» **SOURCE MATERIAL**
★ ★ ★
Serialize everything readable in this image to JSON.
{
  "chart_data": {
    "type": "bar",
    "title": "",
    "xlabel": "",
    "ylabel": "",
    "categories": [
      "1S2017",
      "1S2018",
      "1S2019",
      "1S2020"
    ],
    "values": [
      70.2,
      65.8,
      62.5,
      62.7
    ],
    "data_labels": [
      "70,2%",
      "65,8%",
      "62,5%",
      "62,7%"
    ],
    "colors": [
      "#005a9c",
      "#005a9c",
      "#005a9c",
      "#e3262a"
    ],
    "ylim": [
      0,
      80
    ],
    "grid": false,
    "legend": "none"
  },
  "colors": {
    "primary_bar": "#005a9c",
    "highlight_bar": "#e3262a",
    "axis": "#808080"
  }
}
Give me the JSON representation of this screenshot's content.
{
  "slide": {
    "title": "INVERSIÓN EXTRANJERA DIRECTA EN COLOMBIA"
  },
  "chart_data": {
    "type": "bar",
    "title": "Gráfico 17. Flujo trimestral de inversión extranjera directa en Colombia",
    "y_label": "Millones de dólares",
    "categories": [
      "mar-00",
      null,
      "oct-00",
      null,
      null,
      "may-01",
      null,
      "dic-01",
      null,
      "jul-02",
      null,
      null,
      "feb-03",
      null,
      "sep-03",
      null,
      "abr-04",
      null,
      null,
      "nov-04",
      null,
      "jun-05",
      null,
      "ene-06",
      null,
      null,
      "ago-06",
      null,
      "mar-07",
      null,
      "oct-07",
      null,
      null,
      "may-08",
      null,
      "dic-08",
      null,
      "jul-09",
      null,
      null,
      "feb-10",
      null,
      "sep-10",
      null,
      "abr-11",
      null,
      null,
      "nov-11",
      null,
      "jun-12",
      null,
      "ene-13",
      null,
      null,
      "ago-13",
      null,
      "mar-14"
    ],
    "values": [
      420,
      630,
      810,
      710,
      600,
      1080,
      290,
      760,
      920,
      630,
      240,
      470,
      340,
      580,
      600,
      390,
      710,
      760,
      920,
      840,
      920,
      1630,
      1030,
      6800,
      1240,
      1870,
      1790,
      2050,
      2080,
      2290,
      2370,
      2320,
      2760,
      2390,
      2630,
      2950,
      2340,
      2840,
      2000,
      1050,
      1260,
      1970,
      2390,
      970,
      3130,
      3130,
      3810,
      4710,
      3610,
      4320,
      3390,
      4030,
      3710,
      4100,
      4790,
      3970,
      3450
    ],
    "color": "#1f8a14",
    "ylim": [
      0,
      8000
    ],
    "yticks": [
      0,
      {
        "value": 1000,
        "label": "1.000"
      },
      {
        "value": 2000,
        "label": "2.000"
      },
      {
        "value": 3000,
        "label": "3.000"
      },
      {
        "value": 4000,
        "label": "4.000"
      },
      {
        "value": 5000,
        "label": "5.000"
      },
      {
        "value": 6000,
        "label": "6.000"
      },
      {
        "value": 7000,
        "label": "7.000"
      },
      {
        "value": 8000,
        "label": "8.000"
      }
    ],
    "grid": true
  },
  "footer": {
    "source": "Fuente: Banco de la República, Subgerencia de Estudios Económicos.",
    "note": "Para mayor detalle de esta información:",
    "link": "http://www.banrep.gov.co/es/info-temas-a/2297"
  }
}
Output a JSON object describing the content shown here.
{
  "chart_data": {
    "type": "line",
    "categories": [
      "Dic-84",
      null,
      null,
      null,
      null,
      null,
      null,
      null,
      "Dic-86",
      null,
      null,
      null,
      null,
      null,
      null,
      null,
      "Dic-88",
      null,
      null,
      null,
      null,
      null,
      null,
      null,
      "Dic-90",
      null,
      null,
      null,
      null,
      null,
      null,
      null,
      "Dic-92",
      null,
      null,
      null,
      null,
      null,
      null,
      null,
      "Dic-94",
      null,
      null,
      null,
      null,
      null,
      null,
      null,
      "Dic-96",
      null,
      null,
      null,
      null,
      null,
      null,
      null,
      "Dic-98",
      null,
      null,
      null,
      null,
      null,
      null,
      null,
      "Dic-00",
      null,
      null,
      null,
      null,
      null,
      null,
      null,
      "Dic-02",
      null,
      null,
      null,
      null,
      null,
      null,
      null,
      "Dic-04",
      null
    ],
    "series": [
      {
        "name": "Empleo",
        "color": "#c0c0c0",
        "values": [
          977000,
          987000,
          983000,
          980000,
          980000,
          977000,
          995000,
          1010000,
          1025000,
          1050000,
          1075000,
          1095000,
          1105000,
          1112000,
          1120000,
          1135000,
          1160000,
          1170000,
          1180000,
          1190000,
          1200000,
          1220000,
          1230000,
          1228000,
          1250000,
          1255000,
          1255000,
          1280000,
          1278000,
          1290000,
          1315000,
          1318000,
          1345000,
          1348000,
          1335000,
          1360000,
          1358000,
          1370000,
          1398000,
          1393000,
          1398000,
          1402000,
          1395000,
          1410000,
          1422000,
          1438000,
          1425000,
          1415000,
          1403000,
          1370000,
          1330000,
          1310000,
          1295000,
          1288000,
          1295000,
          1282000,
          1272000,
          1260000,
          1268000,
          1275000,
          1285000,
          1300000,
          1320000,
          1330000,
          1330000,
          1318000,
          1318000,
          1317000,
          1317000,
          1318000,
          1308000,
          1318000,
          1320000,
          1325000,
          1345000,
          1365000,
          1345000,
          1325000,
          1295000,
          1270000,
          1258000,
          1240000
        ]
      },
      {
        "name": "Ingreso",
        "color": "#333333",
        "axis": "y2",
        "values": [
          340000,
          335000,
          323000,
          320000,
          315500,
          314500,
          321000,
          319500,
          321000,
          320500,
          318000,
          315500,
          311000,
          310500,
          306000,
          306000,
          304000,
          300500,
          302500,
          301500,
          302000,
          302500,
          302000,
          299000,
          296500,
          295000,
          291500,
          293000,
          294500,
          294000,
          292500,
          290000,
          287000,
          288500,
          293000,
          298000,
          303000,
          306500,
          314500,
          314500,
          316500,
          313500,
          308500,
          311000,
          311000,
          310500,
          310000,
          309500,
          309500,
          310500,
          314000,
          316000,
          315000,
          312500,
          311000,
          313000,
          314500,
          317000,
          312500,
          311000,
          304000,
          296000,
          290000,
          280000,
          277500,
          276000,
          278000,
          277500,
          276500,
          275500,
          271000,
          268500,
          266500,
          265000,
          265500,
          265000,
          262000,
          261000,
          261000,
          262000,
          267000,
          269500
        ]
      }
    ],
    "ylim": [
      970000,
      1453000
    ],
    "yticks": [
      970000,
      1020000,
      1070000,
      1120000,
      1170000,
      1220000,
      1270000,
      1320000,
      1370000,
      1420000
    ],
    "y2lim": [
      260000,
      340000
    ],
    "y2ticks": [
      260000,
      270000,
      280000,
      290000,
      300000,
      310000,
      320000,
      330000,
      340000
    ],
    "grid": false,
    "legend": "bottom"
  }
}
★ ★ ★
» **SET EXERCISE**
Extract each line of the listing above, copying it word for word.

» **EXERCISE RESULT**
Serialize everything readable in this image to JSON.
{
  "chart_data": {
    "type": "bar",
    "title": "",
    "xlabel": "",
    "ylabel": "",
    "categories": [
      "1S2017",
      "1S2018",
      "1S2019",
      "1S2020"
    ],
    "values": [
      70.2,
      65.8,
      62.5,
      62.7
    ],
    "data_labels": [
      "70,2%",
      "65,8%",
      "62,5%",
      "62,7%"
    ],
    "colors": [
      "#005a9c",
      "#005a9c",
      "#005a9c",
      "#e3262a"
    ],
    "ylim": [
      0,
      80
    ],
    "grid": false,
    "legend": "none"
  },
  "colors": {
    "primary_bar": "#005a9c",
    "highlight_bar": "#e3262a",
    "axis": "#808080"
  }
}
Give me the JSON representation of this screenshot's content.
{
  "slide": {
    "title": "INVERSIÓN EXTRANJERA DIRECTA EN COLOMBIA"
  },
  "chart_data": {
    "type": "bar",
    "title": "Gráfico 17. Flujo trimestral de inversión extranjera directa en Colombia",
    "y_label": "Millones de dólares",
    "categories": [
      "mar-00",
      null,
      "oct-00",
      null,
      null,
      "may-01",
      null,
      "dic-01",
      null,
      "jul-02",
      null,
      null,
      "feb-03",
      null,
      "sep-03",
      null,
      "abr-04",
      null,
      null,
      "nov-04",
      null,
      "jun-05",
      null,
      "ene-06",
      null,
      null,
      "ago-06",
      null,
      "mar-07",
      null,
      "oct-07",
      null,
      null,
      "may-08",
      null,
      "dic-08",
      null,
      "jul-09",
      null,
      null,
      "feb-10",
      null,
      "sep-10",
      null,
      "abr-11",
      null,
      null,
      "nov-11",
      null,
      "jun-12",
      null,
      "ene-13",
      null,
      null,
      "ago-13",
      null,
      "mar-14"
    ],
    "values": [
      420,
      630,
      810,
      710,
      600,
      1080,
      290,
      760,
      920,
      630,
      240,
      470,
      340,
      580,
      600,
      390,
      710,
      760,
      920,
      840,
      920,
      1630,
      1030,
      6800,
      1240,
      1870,
      1790,
      2050,
      2080,
      2290,
      2370,
      2320,
      2760,
      2390,
      2630,
      2950,
      2340,
      2840,
      2000,
      1050,
      1260,
      1970,
      2390,
      970,
      3130,
      3130,
      3810,
      4710,
      3610,
      4320,
      3390,
      4030,
      3710,
      4100,
      4790,
      3970,
      3450
    ],
    "color": "#1f8a14",
    "ylim": [
      0,
      8000
    ],
    "yticks": [
      0,
      {
        "value": 1000,
        "label": "1.000"
      },
      {
        "value": 2000,
        "label": "2.000"
      },
      {
        "value": 3000,
        "label": "3.000"
      },
      {
        "value": 4000,
        "label": "4.000"
      },
      {
        "value": 5000,
        "label": "5.000"
      },
      {
        "value": 6000,
        "label": "6.000"
      },
      {
        "value": 7000,
        "label": "7.000"
      },
      {
        "value": 8000,
        "label": "8.000"
      }
    ],
    "grid": true
  },
  "footer": {
    "source": "Fuente: Banco de la República, Subgerencia de Estudios Económicos.",
    "note": "Para mayor detalle de esta información:",
    "link": "http://www.banrep.gov.co/es/info-temas-a/2297"
  }
}
Output a JSON object describing the content shown here.
{
  "chart_data": {
    "type": "line",
    "categories": [
      "Dic-84",
      null,
      null,
      null,
      null,
      null,
      null,
      null,
      "Dic-86",
      null,
      null,
      null,
      null,
      null,
      null,
      null,
      "Dic-88",
      null,
      null,
      null,
      null,
      null,
      null,
      null,
      "Dic-90",
      null,
      null,
      null,
      null,
      null,
      null,
      null,
      "Dic-92",
      null,
      null,
      null,
      null,
      null,
      null,
      null,
      "Dic-94",
      null,
      null,
      null,
      null,
      null,
      null,
      null,
      "Dic-96",
      null,
      null,
      null,
      null,
      null,
      null,
      null,
      "Dic-98",
      null,
      null,
      null,
      null,
      null,
      null,
      null,
      "Dic-00",
      null,
      null,
      null,
      null,
      null,
      null,
      null,
      "Dic-02",
      null,
      null,
      null,
      null,
      null,
      null,
      null,
      "Dic-04",
      null
    ],
    "series": [
      {
        "name": "Empleo",
        "color": "#c0c0c0",
        "values": [
          977000,
          987000,
          983000,
          980000,
          980000,
          977000,
          995000,
          1010000,
          1025000,
          1050000,
          1075000,
          1095000,
          1105000,
          1112000,
          1120000,
          1135000,
          1160000,
          1170000,
          1180000,
          1190000,
          1200000,
          1220000,
          1230000,
          1228000,
          1250000,
          1255000,
          1255000,
          1280000,
          1278000,
          1290000,
          1315000,
          1318000,
          1345000,
          1348000,
          1335000,
          1360000,
          1358000,
          1370000,
          1398000,
          1393000,
          1398000,
          1402000,
          1395000,
          1410000,
          1422000,
          1438000,
          1425000,
          1415000,
          1403000,
          1370000,
          1330000,
          1310000,
          1295000,
          1288000,
          1295000,
          1282000,
          1272000,
          1260000,
          1268000,
          1275000,
          1285000,
          1300000,
          1320000,
          1330000,
          1330000,
          1318000,
          1318000,
          1317000,
          1317000,
          1318000,
          1308000,
          1318000,
          1320000,
          1325000,
          1345000,
          1365000,
          1345000,
          1325000,
          1295000,
          1270000,
          1258000,
          1240000
        ]
      },
      {
        "name": "Ingreso",
        "color": "#333333",
        "axis": "y2",
        "values": [
          340000,
          335000,
          323000,
          320000,
          315500,
          314500,
          321000,
          319500,
          321000,
          320500,
          318000,
          315500,
          311000,
          310500,
          306000,
          306000,
          304000,
          300500,
          302500,
          301500,
          302000,
          302500,
          302000,
          299000,
          296500,
          295000,
          291500,
          293000,
          294500,
          294000,
          292500,
          290000,
          287000,
          288500,
          293000,
          298000,
          303000,
          306500,
          314500,
          314500,
          316500,
          313500,
          308500,
          311000,
          311000,
          310500,
          310000,
          309500,
          309500,
          310500,
          314000,
          316000,
          315000,
          312500,
          311000,
          313000,
          314500,
          317000,
          312500,
          311000,
          304000,
          296000,
          290000,
          280000,
          277500,
          276000,
          278000,
          277500,
          276500,
          275500,
          271000,
          268500,
          266500,
          265000,
          265500,
          265000,
          262000,
          261000,
          261000,
          262000,
          267000,
          269500
        ]
      }
    ],
    "ylim": [
      970000,
      1453000
    ],
    "yticks": [
      970000,
      1020000,
      1070000,
      1120000,
      1170000,
      1220000,
      1270000,
      1320000,
      1370000,
      1420000
    ],
    "y2lim": [
      260000,
      340000
    ],
    "y2ticks": [
      260000,
      270000,
      280000,
      290000,
      300000,
      310000,
      320000,
      330000,
      340000
    ],
    "grid": false,
    "legend": "bottom"
  }
}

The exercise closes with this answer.